Stored entries:
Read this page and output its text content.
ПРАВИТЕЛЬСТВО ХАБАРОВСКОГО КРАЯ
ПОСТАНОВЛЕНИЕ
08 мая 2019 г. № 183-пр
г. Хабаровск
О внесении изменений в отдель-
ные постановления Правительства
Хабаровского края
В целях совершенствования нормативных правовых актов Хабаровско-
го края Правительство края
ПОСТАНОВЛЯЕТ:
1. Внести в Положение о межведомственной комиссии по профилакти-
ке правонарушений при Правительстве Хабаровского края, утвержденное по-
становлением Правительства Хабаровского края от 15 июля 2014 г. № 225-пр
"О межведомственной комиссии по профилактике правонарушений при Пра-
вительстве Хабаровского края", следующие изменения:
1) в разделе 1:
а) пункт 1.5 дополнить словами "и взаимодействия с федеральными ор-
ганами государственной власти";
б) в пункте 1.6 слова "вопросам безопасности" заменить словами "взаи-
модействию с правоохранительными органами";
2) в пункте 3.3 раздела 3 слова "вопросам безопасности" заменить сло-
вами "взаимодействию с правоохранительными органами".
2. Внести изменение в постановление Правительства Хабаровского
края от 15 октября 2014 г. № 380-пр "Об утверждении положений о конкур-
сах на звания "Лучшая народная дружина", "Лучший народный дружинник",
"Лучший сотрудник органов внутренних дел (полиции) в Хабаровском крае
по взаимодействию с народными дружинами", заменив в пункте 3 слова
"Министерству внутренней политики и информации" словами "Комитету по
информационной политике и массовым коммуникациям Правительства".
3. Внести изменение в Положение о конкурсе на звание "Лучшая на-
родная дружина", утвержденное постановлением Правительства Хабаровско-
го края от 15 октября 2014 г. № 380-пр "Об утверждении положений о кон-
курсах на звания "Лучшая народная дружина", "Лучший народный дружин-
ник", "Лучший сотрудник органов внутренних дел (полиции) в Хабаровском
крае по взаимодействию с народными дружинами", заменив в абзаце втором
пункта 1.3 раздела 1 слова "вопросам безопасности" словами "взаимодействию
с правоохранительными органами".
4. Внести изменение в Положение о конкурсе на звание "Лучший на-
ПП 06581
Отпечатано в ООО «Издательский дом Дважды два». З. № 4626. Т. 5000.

## Required work
The full set of records should be duplicated exactly.

## Answer to this exercise
Read this page and output its text content.
ПРАВИТЕЛЬСТВО ХАБАРОВСКОГО КРАЯ
ПОСТАНОВЛЕНИЕ
08 мая 2019 г. № 183-пр
г. Хабаровск
О внесении изменений в отдель-
ные постановления Правительства
Хабаровского края
В целях совершенствования нормативных правовых актов Хабаровско-
го края Правительство края
ПОСТАНОВЛЯЕТ:
1. Внести в Положение о межведомственной комиссии по профилакти-
ке правонарушений при Правительстве Хабаровского края, утвержденное по-
становлением Правительства Хабаровского края от 15 июля 2014 г. № 225-пр
"О межведомственной комиссии по профилактике правонарушений при Пра-
вительстве Хабаровского края", следующие изменения:
1) в разделе 1:
а) пункт 1.5 дополнить словами "и взаимодействия с федеральными ор-
ганами государственной власти";
б) в пункте 1.6 слова "вопросам безопасности" заменить словами "взаи-
модействию с правоохранительными органами";
2) в пункте 3.3 раздела 3 слова "вопросам безопасности" заменить сло-
вами "взаимодействию с правоохранительными органами".
2. Внести изменение в постановление Правительства Хабаровского
края от 15 октября 2014 г. № 380-пр "Об утверждении положений о конкур-
сах на звания "Лучшая народная дружина", "Лучший народный дружинник",
"Лучший сотрудник органов внутренних дел (полиции) в Хабаровском крае
по взаимодействию с народными дружинами", заменив в пункте 3 слова
"Министерству внутренней политики и информации" словами "Комитету по
информационной политике и массовым коммуникациям Правительства".
3. Внести изменение в Положение о конкурсе на звание "Лучшая на-
родная дружина", утвержденное постановлением Правительства Хабаровско-
го края от 15 октября 2014 г. № 380-пр "Об утверждении положений о кон-
курсах на звания "Лучшая народная дружина", "Лучший народный дружин-
ник", "Лучший сотрудник органов внутренних дел (полиции) в Хабаровском
крае по взаимодействию с народными дружинами", заменив в абзаце втором
пункта 1.3 раздела 1 слова "вопросам безопасности" словами "взаимодействию
с правоохранительными органами".
4. Внести изменение в Положение о конкурсе на звание "Лучший на-
ПП 06581
Отпечатано в ООО «Издательский дом Дважды два». З. № 4626. Т. 5000.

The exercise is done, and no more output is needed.